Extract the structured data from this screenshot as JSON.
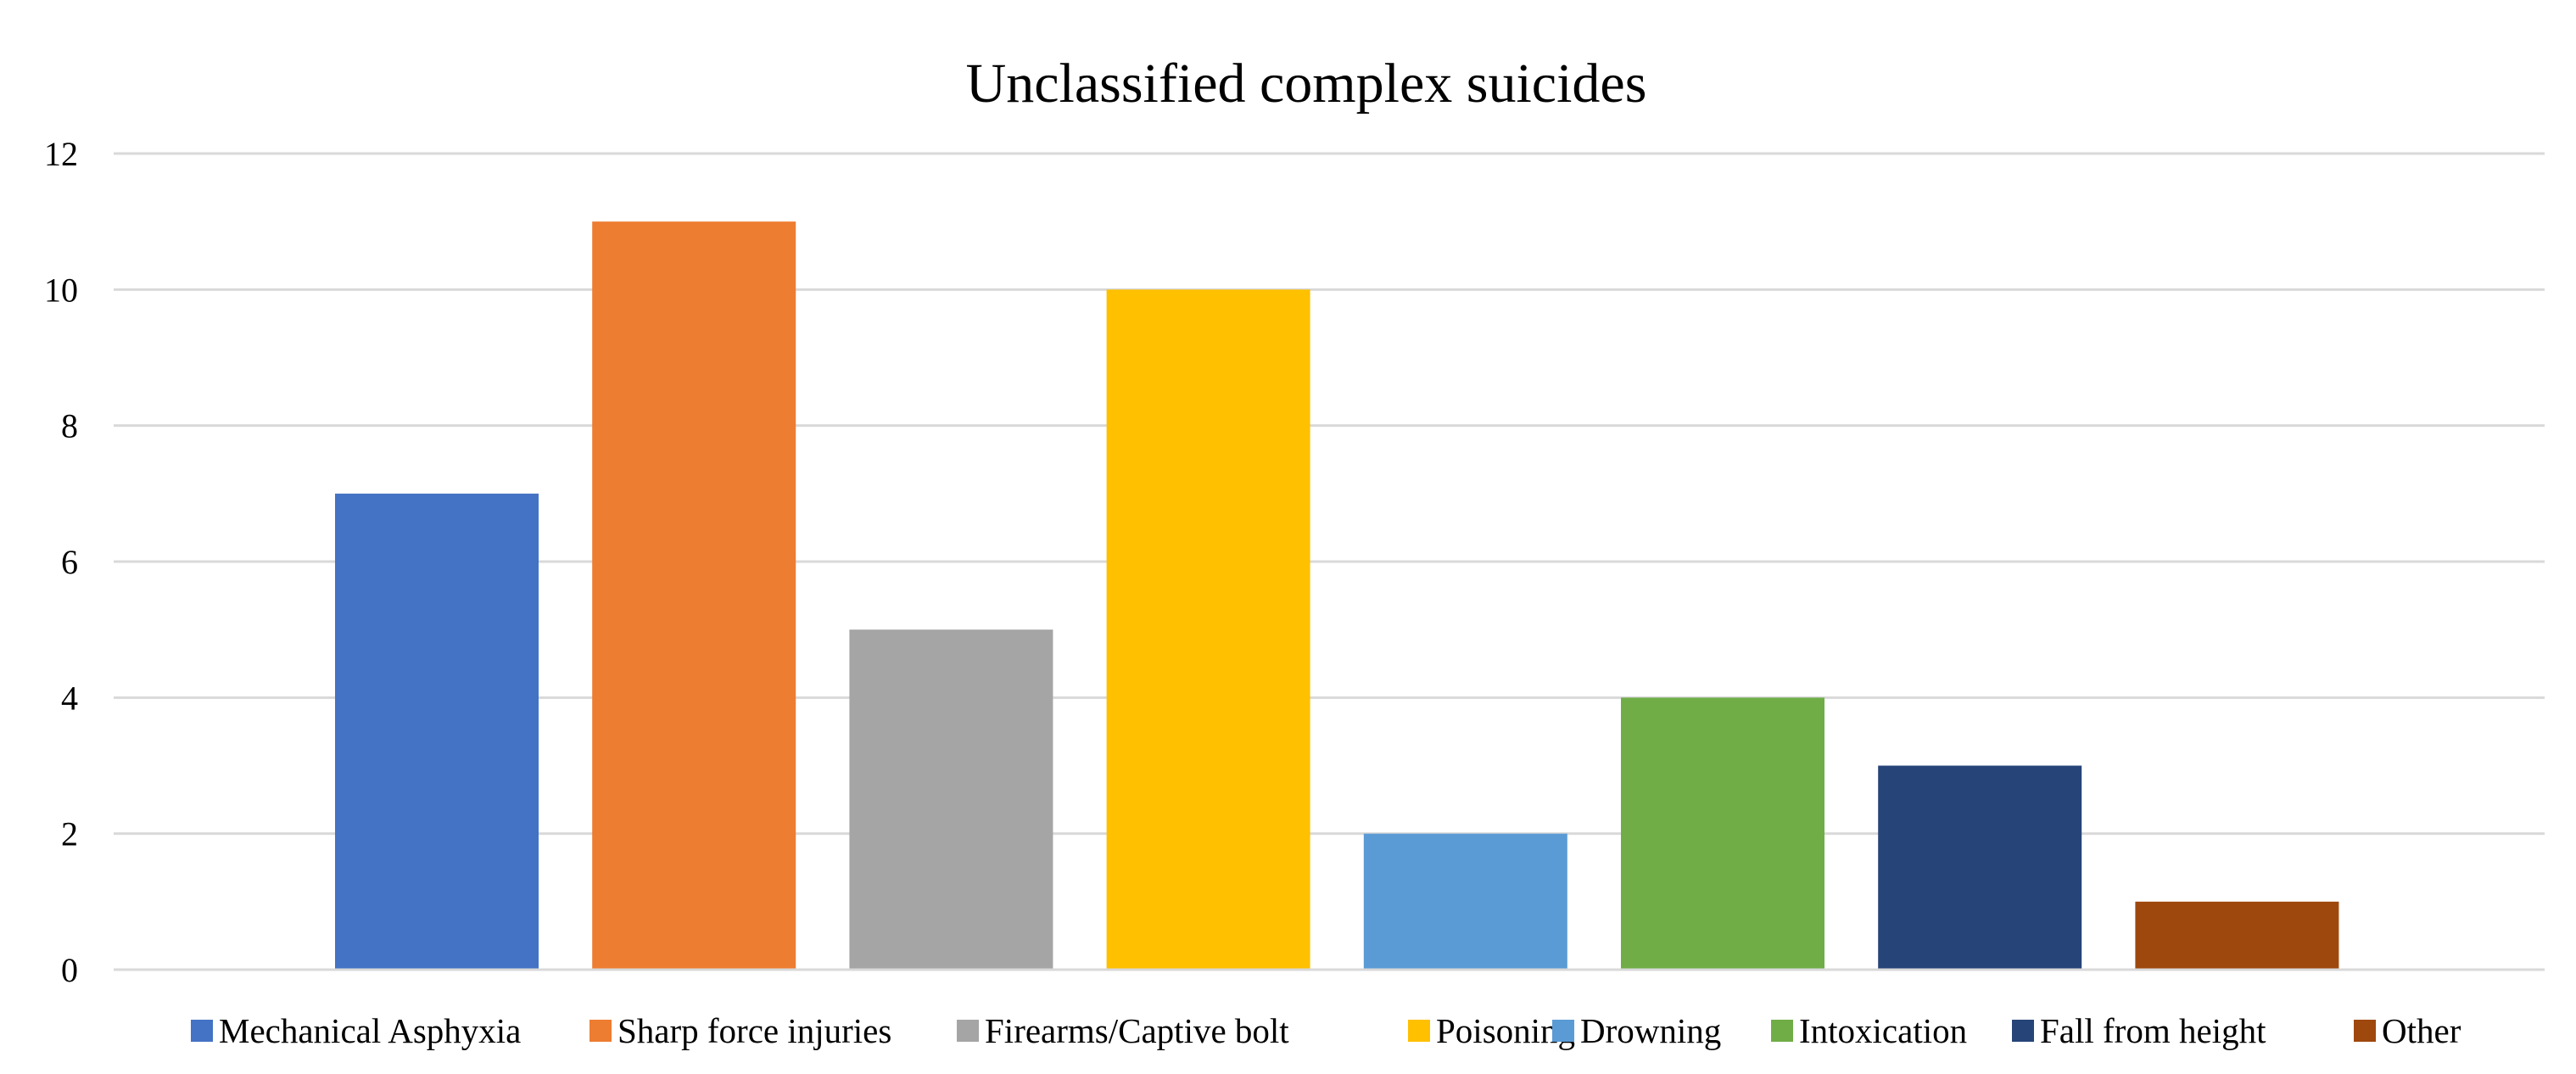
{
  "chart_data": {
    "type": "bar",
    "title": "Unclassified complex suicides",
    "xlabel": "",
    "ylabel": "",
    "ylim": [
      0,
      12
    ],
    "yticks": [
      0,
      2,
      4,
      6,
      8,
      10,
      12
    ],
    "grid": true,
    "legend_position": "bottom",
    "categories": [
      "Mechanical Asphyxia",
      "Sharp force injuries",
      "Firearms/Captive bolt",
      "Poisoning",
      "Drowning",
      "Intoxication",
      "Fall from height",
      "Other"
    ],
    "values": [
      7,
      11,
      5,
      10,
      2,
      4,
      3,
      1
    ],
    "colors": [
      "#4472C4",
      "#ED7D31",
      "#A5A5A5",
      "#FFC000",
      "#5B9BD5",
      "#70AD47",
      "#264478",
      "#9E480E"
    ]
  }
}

☆ ☆ ☆ ☆ ☆

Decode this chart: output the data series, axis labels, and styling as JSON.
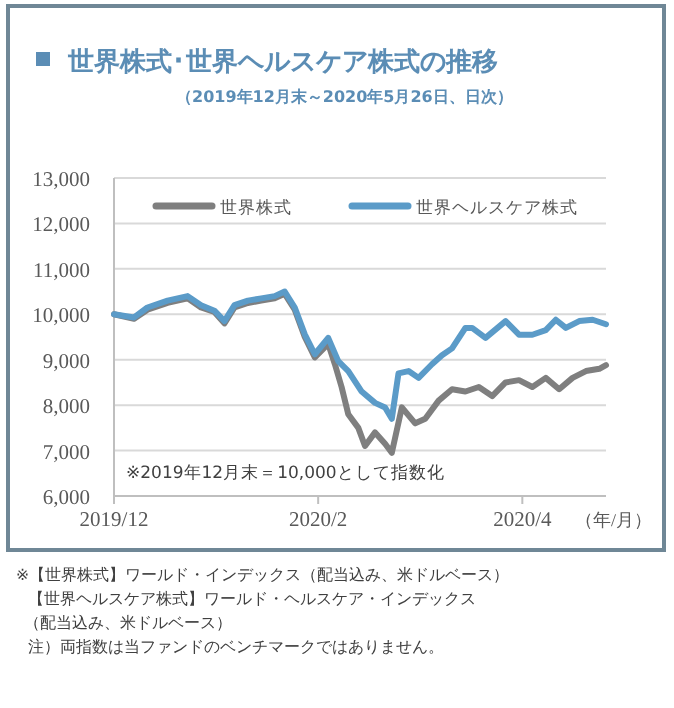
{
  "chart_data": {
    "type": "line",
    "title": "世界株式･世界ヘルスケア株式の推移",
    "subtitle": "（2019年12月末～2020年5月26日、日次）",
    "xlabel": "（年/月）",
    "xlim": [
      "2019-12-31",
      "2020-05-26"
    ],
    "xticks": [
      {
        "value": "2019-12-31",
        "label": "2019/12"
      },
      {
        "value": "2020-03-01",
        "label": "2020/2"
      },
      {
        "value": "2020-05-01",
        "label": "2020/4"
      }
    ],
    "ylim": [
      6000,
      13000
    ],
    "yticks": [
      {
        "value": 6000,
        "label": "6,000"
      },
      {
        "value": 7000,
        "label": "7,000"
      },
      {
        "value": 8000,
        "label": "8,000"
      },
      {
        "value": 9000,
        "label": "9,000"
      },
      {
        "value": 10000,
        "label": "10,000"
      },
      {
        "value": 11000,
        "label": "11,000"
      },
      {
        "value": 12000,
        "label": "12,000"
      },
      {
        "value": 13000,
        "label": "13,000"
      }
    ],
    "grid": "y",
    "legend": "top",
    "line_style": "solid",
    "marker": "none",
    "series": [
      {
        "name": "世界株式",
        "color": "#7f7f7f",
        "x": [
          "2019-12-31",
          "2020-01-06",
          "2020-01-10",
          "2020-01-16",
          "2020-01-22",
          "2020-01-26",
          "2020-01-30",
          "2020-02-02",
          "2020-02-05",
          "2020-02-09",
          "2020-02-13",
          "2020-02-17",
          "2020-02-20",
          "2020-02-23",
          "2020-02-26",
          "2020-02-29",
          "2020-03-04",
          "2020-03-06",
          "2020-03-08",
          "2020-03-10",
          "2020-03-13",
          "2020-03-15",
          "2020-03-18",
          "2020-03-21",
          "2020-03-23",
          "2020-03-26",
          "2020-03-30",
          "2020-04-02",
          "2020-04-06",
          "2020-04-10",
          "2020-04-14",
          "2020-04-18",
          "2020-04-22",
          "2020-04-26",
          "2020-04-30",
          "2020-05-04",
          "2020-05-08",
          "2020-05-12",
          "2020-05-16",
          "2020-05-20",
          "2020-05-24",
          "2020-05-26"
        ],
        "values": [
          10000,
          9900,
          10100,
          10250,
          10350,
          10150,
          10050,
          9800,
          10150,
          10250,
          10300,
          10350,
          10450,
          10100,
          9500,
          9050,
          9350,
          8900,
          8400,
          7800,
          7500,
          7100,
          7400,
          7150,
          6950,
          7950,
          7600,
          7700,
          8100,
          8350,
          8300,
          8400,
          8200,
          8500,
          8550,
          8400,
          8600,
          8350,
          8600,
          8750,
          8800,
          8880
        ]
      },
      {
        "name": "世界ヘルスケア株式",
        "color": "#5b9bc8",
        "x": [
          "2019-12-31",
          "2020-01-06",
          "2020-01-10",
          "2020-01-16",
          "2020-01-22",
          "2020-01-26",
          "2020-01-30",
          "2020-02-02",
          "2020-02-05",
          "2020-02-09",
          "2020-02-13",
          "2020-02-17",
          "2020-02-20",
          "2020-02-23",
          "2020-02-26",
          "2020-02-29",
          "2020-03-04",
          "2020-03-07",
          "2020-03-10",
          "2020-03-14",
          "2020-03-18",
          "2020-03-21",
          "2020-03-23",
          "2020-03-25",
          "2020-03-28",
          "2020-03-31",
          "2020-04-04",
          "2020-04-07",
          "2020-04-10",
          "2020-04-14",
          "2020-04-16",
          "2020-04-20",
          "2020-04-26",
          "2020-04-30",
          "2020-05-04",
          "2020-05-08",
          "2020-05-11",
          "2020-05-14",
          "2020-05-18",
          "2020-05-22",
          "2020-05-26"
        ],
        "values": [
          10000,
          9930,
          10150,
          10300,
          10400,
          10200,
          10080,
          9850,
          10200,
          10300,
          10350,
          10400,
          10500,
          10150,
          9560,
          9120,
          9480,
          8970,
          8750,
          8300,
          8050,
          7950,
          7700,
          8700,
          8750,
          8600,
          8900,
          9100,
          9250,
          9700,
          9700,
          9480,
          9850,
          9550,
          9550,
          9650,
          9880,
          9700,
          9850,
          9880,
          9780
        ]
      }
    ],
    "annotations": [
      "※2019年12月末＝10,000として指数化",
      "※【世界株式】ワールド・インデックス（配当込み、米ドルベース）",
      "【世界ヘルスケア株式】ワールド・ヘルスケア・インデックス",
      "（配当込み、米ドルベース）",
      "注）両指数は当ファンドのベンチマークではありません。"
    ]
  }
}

☆ ☆ ☆ ☆ ☆

:: Prompt ::
Copy out each line in the preceding records that contains "米ドルベース".

:: Answer in full ::
      "※【世界株式】ワールド・インデックス（配当込み、米ドルベース）",
      "（配当込み、米ドルベース）",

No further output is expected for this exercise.